'''
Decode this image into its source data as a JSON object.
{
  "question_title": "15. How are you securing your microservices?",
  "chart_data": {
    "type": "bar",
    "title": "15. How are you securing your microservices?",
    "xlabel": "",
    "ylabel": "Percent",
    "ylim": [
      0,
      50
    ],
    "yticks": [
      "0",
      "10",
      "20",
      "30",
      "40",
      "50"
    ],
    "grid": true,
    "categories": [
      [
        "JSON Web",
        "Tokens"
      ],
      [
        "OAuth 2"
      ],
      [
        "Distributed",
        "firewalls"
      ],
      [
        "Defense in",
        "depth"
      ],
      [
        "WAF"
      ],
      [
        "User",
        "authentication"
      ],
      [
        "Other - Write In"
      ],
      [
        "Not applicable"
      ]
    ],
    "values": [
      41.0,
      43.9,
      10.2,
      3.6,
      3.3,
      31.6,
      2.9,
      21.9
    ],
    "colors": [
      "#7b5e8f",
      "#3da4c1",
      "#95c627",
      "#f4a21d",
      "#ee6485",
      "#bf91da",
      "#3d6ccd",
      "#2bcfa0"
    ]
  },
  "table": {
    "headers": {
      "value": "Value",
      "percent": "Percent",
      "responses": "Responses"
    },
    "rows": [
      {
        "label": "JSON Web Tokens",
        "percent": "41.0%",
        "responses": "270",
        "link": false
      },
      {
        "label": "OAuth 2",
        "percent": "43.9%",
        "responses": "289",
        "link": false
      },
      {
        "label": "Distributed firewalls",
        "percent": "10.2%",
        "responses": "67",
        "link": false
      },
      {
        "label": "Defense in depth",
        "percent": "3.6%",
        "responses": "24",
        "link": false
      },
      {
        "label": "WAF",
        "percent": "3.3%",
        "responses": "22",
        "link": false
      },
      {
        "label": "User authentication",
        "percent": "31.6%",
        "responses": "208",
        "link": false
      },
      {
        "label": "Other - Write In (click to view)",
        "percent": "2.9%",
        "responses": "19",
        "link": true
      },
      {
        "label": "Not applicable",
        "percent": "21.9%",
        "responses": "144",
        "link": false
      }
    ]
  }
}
'''
— WHAT YOU ARE ASKED TO DO —
Faithfully reproduce all of the records, character for character.

— EXERCISE RESULT —
Decode this image into its source data as a JSON object.
{
  "question_title": "15. How are you securing your microservices?",
  "chart_data": {
    "type": "bar",
    "title": "15. How are you securing your microservices?",
    "xlabel": "",
    "ylabel": "Percent",
    "ylim": [
      0,
      50
    ],
    "yticks": [
      "0",
      "10",
      "20",
      "30",
      "40",
      "50"
    ],
    "grid": true,
    "categories": [
      [
        "JSON Web",
        "Tokens"
      ],
      [
        "OAuth 2"
      ],
      [
        "Distributed",
        "firewalls"
      ],
      [
        "Defense in",
        "depth"
      ],
      [
        "WAF"
      ],
      [
        "User",
        "authentication"
      ],
      [
        "Other - Write In"
      ],
      [
        "Not applicable"
      ]
    ],
    "values": [
      41.0,
      43.9,
      10.2,
      3.6,
      3.3,
      31.6,
      2.9,
      21.9
    ],
    "colors": [
      "#7b5e8f",
      "#3da4c1",
      "#95c627",
      "#f4a21d",
      "#ee6485",
      "#bf91da",
      "#3d6ccd",
      "#2bcfa0"
    ]
  },
  "table": {
    "headers": {
      "value": "Value",
      "percent": "Percent",
      "responses": "Responses"
    },
    "rows": [
      {
        "label": "JSON Web Tokens",
        "percent": "41.0%",
        "responses": "270",
        "link": false
      },
      {
        "label": "OAuth 2",
        "percent": "43.9%",
        "responses": "289",
        "link": false
      },
      {
        "label": "Distributed firewalls",
        "percent": "10.2%",
        "responses": "67",
        "link": false
      },
      {
        "label": "Defense in depth",
        "percent": "3.6%",
        "responses": "24",
        "link": false
      },
      {
        "label": "WAF",
        "percent": "3.3%",
        "responses": "22",
        "link": false
      },
      {
        "label": "User authentication",
        "percent": "31.6%",
        "responses": "208",
        "link": false
      },
      {
        "label": "Other - Write In (click to view)",
        "percent": "2.9%",
        "responses": "19",
        "link": true
      },
      {
        "label": "Not applicable",
        "percent": "21.9%",
        "responses": "144",
        "link": false
      }
    ]
  }
}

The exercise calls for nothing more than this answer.